◆ **Challenge**: Give only the number of lines in the records that include the string "группы".

★ ★ ★ ★ ★ ★ ★

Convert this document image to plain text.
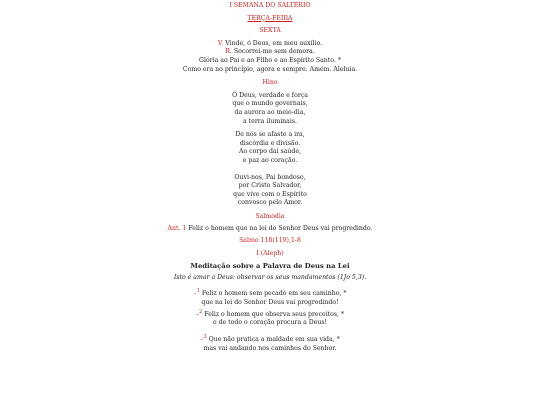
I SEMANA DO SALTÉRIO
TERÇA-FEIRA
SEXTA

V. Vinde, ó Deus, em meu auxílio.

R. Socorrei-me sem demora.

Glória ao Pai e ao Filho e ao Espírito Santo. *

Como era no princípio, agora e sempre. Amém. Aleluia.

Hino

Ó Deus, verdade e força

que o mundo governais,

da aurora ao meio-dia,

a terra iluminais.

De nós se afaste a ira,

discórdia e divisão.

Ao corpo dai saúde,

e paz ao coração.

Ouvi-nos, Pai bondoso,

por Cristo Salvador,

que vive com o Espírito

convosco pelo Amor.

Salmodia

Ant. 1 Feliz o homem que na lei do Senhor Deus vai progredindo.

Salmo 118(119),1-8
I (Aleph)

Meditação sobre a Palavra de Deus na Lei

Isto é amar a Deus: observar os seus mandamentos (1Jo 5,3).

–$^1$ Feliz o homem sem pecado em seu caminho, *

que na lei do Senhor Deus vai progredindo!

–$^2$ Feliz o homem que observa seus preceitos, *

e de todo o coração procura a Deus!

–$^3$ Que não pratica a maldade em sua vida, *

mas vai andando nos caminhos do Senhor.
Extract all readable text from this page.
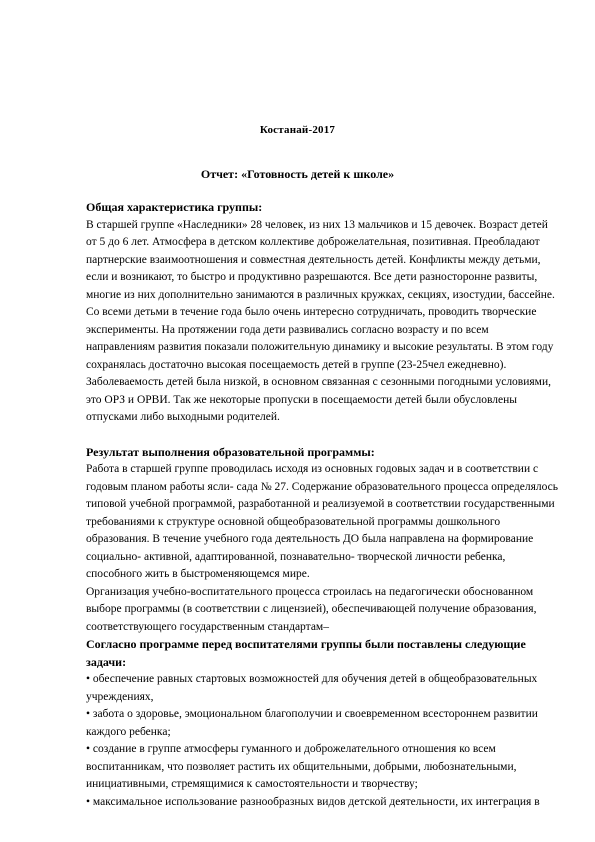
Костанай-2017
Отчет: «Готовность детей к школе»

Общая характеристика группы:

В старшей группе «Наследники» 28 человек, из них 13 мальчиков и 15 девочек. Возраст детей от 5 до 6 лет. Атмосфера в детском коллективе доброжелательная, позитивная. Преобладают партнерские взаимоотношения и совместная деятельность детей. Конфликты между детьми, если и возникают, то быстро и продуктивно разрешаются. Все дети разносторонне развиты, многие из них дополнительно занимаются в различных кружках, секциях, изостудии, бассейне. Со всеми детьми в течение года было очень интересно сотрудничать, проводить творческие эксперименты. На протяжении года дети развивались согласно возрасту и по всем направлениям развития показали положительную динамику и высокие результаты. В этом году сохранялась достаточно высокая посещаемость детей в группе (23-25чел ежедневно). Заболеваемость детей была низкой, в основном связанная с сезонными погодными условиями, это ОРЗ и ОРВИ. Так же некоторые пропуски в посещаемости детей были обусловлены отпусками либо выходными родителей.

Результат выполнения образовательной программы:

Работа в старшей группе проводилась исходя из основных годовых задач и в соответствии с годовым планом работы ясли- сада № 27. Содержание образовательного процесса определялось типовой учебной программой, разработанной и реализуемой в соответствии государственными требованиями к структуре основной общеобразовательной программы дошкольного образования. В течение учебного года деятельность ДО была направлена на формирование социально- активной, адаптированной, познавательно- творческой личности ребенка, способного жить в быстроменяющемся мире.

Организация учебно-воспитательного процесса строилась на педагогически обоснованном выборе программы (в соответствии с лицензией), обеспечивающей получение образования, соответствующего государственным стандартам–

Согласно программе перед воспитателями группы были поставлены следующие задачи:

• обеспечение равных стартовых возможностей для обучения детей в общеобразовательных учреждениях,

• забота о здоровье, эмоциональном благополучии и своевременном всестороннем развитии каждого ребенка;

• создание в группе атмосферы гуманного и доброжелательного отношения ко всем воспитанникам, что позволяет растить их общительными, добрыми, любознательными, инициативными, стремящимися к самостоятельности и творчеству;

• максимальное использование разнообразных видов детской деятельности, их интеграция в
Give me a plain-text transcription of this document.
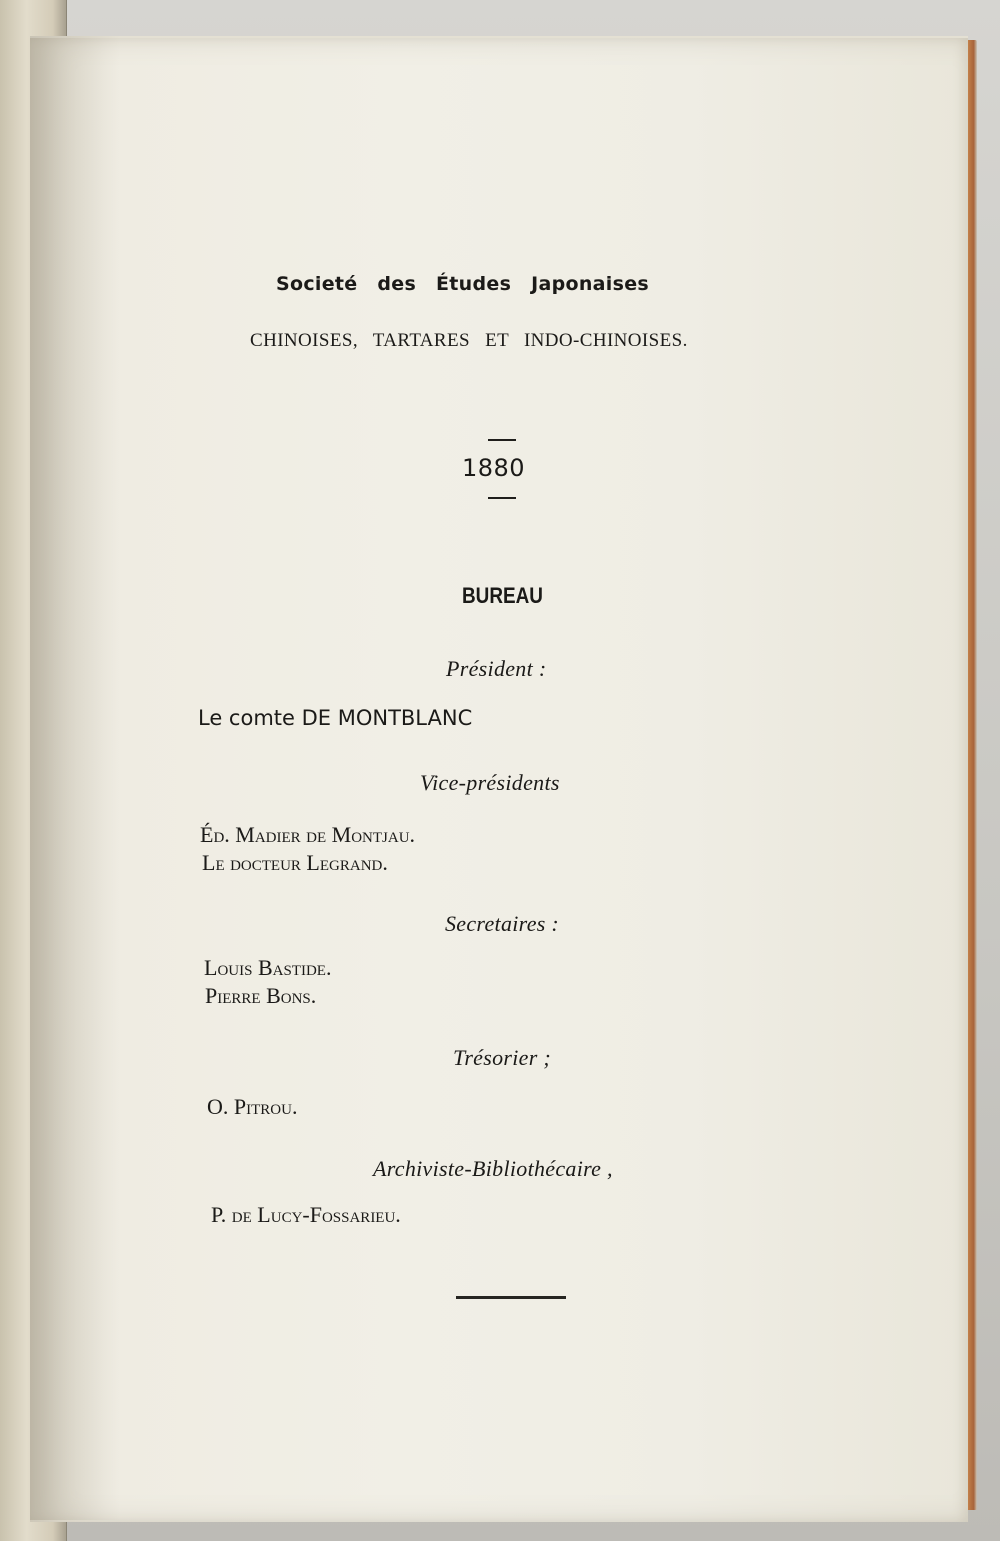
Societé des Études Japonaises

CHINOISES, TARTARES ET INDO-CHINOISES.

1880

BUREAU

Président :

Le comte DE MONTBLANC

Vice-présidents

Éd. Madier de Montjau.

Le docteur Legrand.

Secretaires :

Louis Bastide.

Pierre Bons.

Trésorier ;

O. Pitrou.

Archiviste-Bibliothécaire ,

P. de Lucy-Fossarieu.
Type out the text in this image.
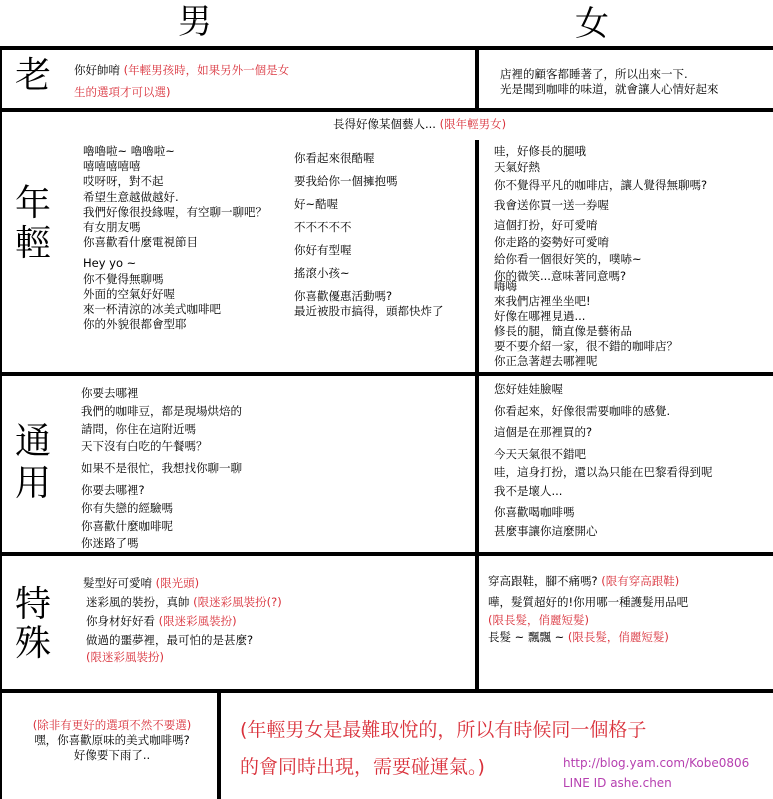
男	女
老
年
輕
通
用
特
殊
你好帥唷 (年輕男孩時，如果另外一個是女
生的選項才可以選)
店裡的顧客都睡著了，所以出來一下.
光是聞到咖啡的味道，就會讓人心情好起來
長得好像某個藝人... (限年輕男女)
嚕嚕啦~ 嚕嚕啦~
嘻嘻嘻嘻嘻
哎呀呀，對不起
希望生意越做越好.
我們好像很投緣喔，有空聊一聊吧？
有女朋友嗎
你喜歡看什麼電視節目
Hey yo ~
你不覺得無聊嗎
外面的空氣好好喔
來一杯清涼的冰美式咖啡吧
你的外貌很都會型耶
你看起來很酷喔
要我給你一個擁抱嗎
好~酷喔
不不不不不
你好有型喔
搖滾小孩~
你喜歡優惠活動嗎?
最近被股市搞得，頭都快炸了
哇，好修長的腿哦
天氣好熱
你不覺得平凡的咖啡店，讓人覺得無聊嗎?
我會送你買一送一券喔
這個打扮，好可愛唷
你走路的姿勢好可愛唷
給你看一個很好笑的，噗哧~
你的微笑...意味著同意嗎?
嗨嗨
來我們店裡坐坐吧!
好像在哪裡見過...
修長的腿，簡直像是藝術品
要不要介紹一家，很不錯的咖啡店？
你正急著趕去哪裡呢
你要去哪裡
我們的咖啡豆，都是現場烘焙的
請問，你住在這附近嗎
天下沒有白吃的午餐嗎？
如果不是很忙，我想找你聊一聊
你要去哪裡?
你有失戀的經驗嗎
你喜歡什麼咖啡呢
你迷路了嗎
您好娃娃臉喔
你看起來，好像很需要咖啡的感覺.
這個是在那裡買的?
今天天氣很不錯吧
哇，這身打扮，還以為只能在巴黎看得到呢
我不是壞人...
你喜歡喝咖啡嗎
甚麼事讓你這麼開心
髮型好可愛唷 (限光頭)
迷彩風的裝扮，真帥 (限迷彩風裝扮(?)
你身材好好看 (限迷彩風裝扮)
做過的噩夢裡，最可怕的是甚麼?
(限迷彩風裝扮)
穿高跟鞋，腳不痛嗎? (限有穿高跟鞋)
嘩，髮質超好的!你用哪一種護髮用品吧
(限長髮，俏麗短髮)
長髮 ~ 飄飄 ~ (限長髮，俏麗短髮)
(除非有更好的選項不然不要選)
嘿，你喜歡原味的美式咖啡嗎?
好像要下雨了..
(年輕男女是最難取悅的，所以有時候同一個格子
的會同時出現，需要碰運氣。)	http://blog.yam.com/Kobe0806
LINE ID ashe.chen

★ ★ ★ ★ ★ ★ ★

◆ **Exercise answer**: 2